■ EXTRACTED MATERIAL ■

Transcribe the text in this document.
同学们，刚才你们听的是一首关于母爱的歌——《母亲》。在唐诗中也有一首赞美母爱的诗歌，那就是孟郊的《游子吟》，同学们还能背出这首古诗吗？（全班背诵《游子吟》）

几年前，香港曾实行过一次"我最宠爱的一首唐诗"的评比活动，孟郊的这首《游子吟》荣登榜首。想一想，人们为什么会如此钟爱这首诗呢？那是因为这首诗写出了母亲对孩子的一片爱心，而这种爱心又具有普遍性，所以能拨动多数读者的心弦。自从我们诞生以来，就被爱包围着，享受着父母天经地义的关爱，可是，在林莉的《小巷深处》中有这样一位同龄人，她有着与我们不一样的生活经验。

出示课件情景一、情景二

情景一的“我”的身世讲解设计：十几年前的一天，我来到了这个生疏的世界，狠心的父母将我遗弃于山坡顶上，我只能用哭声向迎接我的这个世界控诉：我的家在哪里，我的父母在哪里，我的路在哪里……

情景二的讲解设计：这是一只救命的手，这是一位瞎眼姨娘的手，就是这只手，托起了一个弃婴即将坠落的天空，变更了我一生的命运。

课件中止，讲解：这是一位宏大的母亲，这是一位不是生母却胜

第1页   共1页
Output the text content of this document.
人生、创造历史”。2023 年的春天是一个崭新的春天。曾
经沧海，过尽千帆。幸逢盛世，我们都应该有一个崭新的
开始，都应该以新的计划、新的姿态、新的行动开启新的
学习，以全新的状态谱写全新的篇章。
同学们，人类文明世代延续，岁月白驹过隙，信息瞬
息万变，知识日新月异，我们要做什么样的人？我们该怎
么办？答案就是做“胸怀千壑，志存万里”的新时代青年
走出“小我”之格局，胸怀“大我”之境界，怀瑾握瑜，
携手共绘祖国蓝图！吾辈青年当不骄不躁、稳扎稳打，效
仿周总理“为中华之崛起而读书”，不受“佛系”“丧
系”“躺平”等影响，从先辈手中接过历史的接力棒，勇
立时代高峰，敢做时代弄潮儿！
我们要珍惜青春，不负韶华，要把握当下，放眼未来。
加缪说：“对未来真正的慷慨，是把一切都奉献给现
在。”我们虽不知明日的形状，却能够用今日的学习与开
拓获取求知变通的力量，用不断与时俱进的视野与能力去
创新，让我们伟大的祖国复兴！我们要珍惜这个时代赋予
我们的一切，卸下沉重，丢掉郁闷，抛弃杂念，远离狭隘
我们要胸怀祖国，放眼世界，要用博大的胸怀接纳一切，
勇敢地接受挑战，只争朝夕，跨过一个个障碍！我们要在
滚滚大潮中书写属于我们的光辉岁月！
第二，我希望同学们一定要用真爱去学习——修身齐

■ WRITTEN INSTRUCTION ■
Copy each line of the preceding data that contains the string "text".

■ EXERCISE RESULT ■
Transcribe the text in this document.
Output the text content of this document.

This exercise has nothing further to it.